— Start of Provided passage —

In the field of sports journalism, female reporters have long been a rarity. The Washington Post stands out for assigning female journalists to lead its coverage of the four major Washington D.C. sports teams: Liz Clarke on the Redskins, Candace Buckner on the Wizards, Isabelle Khurshudyan on the Capitals and Chelsea Janes on the Nationals. They share what drew them to the male-dominated world of sports journalism and what the landscape looks like for women entering the field today.
What made you want to get into sports journalism?
Liz: I started my journalism career as a news reporter, covering the typical entry-level beats: school boards and cops; later, higher education. On the latter beat, I spent extensive time investigating and writing about academic fraud in college basketball, largely because the sports department at the paper for which I worked at the time wasn’t overly zealous in pursuing stories that were unflattering to a very popular local coach. The opportunity to switch from news reporting to sports was raised by the sports editor at a competing paper. It wasn’t a career fork I’d ever contemplated or sought. But this editor pointed out the value of and need for a “news-grounded” sportswriter to tackle the growing number of “off-the-field” issues in sports that were emerging in the 1990s. And it was largely because of his persuasiveness and a desire to broaden my skills that I switched to sports journalism. That was more than 25 years ago, and I’ve loved every bit of the journey since, which has included college sports, tennis, NASCAR, two World Cups, eight Olympics and several seasons on the Redskins.

— End of Provided passage —
— Start of Material provided —

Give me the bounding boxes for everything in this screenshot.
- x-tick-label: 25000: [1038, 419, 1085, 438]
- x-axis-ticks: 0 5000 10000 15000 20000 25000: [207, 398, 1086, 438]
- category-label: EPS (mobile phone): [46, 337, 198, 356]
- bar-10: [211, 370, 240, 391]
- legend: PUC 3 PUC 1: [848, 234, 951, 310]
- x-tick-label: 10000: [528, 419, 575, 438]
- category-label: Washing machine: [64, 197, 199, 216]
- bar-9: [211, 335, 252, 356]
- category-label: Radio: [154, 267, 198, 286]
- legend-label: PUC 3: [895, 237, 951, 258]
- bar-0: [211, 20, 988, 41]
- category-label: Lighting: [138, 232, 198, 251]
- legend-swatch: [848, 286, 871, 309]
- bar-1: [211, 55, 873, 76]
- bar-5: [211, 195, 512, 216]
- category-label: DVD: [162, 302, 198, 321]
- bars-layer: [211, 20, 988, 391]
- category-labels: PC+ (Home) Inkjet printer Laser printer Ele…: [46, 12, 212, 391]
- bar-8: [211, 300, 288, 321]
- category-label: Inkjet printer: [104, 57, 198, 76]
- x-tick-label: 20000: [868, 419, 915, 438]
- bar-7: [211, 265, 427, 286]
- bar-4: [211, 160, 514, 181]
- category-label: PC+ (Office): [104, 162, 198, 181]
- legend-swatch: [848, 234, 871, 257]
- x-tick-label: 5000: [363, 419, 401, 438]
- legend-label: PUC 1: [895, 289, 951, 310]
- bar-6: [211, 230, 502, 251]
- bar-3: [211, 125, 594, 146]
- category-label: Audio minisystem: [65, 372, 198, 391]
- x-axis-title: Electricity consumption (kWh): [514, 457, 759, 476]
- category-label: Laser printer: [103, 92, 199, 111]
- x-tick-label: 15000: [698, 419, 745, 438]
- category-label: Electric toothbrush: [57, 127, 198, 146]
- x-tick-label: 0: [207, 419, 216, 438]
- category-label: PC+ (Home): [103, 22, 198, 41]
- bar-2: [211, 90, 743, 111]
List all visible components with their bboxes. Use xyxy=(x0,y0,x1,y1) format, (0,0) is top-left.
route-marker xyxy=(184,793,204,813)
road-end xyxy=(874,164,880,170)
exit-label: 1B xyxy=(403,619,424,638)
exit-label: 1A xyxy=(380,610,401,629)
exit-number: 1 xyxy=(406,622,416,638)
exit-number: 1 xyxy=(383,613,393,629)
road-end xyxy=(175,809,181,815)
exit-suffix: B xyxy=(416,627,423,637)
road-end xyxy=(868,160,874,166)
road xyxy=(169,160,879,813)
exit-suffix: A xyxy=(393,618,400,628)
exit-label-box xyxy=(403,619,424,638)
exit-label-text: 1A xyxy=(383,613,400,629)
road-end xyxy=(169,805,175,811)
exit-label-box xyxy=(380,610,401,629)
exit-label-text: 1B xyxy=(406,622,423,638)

— End of Material provided —

## Required work
**1)** Using the passage on women in sports journalism, decide whether each statement agrees with it. Answer yes or no, and quote the deciding words.
(a) Liz Clarke began her journalism career as a news reporter.
(b) Chelsea Janes leads the coverage of the Capitals.
(c) Liz Clarke had long planned a move into sports journalism.
**2)** In the passage on women in sports journalism, who raised with Liz the opportunity to switch from news reporting to sports?
**3)** Please carry the passage on women in sports journalism forward from its final sentence.
The items come from a separate source.

## Replies
**1)**
(a) Yes: "I started my journalism career as a news reporter"
(b) No: "Isabelle Khurshudyan on the Capitals and Chelsea Janes on the Nationals"
(c) No: "It wasn’t a career fork I’d ever contemplated or sought."

**2)** The sports editor at a competing paper.

**3)**
Isabelle: It was actually pretty random because I was never athletic or played sports growing up. I was watching a Monday Night Football game with my dad when I was a freshman in high school. I think it was the Saints playing the Falcons. I was just kind of fascinated by it. I started watching ESPN regularly and reading good sports journalism. I had always been a strong writer in school, so combining that with sports seemed like a fun career. When I was a junior in high school, I would go help out after school at a local newspaper in Seneca, South Carolina, and the first thing they asked me to do was transcribe an interview. I thought it was the coolest assignment ever. Of course, now I hate transcribing, like pretty much every journalist. As a senior in high school, I got paid $50 a month to cover my high school’s sports for a small weekly paper. I stuck with it in college by writing for the student newspaper, and over time, I realized that I had fallen in love with journalism and not just writing about sports.
Chelsea: To be honest, much of my career is an accident. I played sports in college, and a girl across the hall wrote for the school paper. One evening, she was working on a story about the hockeyteam’s unofficial mascot — Captain America. She wasn’t having any luck getting in touch with the kid, which was easier for me because I knew several athletes. I asked her if it would help if I just wrote the story instead. I did, it was fun, and the rest is history.
Candace: I’ve always been drawn to sports. I can still remember being a kid and watching Lakers and Celtics on TV. I thought I was going to be the next Hannah Storm and work the sidelines for NBA on NBC telecasts. Then, around high school, I discovered the joys of writing and decided to go that route.
Are there any challenges you face being a female sports reporter in a male-dominated field?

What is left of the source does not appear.